:: Data provided ::
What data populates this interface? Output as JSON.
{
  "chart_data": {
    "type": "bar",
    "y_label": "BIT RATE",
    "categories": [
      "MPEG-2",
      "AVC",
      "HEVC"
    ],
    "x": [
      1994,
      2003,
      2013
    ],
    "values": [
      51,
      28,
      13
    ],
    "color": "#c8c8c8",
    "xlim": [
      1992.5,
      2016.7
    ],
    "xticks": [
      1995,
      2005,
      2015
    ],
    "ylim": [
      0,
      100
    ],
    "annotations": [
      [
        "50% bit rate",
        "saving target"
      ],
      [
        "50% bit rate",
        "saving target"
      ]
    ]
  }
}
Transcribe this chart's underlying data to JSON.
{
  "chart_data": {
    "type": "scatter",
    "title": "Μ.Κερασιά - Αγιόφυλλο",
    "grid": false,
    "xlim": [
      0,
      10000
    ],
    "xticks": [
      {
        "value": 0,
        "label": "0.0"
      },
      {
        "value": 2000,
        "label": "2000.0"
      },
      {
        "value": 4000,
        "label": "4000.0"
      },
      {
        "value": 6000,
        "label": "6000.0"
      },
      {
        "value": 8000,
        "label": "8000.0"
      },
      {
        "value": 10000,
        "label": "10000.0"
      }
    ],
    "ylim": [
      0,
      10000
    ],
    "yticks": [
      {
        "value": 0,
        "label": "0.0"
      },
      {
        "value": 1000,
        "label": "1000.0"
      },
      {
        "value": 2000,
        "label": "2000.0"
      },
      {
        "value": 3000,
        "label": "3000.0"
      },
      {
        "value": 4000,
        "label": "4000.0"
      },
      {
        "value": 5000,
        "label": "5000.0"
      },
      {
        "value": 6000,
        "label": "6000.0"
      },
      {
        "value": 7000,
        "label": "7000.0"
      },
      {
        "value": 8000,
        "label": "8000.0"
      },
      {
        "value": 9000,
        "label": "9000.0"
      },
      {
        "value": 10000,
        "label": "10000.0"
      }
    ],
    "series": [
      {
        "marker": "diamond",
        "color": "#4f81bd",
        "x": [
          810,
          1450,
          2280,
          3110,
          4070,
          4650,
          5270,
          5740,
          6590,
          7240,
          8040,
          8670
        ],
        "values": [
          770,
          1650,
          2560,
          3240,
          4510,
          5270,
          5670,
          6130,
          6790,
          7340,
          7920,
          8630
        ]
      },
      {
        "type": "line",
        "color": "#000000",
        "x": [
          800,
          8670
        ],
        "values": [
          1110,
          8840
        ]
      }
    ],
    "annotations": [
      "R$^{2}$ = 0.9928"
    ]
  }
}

:: Written problem ::
Pick out each line that holds the string "this".

:: The response ::
What data populates this interface? Output as JSON.
Transcribe this chart's underlying data to JSON.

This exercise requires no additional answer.